━━ ITEMS ━━

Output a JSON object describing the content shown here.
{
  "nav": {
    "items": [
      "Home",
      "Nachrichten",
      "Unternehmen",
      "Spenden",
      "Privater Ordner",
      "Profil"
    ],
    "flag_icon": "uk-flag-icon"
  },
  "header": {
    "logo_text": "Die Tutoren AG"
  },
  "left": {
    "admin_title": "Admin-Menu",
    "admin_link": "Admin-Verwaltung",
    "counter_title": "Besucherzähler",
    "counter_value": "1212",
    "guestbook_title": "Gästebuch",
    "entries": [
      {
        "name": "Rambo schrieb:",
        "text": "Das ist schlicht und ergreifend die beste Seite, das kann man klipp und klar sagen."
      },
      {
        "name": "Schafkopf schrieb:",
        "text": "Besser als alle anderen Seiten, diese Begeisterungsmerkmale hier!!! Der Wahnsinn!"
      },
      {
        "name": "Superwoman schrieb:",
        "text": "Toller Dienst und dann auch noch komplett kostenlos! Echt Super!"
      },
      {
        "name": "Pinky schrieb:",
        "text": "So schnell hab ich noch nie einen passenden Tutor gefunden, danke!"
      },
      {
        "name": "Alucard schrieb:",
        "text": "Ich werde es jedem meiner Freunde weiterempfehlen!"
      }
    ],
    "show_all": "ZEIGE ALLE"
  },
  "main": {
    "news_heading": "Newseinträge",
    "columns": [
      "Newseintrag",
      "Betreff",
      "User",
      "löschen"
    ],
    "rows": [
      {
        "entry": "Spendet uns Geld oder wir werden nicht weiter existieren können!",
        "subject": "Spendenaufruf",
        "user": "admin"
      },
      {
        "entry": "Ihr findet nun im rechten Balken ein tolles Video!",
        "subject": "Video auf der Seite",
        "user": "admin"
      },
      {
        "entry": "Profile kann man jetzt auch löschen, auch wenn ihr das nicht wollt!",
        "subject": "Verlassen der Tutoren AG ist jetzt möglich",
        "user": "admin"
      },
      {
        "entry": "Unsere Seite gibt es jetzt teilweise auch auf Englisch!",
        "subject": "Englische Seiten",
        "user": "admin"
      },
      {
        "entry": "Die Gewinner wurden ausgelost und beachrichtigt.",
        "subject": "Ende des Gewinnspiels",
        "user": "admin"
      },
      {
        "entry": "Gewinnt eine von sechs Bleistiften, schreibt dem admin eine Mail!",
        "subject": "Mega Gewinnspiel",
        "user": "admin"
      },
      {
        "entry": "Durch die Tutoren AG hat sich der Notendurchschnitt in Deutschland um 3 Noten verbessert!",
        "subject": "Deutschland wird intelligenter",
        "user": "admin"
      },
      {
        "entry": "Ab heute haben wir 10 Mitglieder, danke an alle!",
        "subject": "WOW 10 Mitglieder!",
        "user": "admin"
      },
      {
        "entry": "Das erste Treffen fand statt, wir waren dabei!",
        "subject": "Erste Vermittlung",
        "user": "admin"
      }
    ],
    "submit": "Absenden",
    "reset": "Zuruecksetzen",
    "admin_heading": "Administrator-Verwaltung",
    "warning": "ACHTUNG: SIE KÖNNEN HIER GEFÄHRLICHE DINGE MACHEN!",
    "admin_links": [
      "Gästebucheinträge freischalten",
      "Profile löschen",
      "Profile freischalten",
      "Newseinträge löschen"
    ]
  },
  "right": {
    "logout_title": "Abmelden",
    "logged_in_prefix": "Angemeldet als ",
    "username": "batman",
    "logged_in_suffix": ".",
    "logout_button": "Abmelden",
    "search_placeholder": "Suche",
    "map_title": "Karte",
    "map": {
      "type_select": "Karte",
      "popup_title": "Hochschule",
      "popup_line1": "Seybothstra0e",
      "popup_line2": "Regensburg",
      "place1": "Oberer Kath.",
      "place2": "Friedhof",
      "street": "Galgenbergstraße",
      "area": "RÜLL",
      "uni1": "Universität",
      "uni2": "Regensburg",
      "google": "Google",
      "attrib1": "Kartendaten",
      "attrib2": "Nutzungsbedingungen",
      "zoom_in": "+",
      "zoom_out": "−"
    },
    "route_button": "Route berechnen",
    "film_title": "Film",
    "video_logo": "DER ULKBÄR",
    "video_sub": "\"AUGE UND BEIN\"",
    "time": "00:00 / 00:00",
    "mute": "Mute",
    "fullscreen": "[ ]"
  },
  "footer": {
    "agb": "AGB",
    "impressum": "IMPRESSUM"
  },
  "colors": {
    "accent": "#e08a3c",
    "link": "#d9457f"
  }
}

━━━

EXERCISE REQUIREMENTS: Check each line above for the word "freischalten" and give the number of lines that have it, nothing else.

RESPONSE: 2